<<<<
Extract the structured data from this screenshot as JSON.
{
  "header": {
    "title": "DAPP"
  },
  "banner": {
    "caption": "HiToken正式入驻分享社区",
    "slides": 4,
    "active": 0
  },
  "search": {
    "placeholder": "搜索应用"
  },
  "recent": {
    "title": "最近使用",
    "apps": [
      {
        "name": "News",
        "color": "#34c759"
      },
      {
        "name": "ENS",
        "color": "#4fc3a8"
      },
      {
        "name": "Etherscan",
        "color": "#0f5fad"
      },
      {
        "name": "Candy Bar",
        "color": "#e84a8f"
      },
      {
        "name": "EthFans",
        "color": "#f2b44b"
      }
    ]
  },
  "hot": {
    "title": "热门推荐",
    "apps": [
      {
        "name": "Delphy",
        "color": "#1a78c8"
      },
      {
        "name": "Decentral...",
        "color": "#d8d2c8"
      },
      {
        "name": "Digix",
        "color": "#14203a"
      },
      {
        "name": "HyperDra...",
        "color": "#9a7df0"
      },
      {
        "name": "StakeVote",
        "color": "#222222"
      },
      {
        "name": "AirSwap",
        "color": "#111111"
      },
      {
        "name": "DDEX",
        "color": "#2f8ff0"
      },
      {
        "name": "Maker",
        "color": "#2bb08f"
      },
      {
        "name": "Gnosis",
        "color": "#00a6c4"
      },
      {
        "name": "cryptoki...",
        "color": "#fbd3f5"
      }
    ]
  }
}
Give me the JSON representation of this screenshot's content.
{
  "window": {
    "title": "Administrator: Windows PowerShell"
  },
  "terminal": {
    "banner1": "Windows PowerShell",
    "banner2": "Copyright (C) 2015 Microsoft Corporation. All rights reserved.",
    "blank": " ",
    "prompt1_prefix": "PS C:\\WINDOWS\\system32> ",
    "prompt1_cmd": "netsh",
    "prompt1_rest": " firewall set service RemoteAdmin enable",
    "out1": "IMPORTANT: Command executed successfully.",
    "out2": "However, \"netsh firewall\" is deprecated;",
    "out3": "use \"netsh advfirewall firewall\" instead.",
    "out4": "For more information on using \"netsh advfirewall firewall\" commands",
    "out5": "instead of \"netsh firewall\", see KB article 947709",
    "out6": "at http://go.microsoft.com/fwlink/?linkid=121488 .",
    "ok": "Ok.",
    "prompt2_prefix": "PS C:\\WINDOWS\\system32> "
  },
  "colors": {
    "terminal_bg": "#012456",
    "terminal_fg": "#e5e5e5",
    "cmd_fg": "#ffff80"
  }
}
>>>>
> [What you need to do]
From the data above, copy each line where the string "PowerShell" appears.

> [Answer to the exercise]
    "title": "Administrator: Windows PowerShell"
    "banner1": "Windows PowerShell",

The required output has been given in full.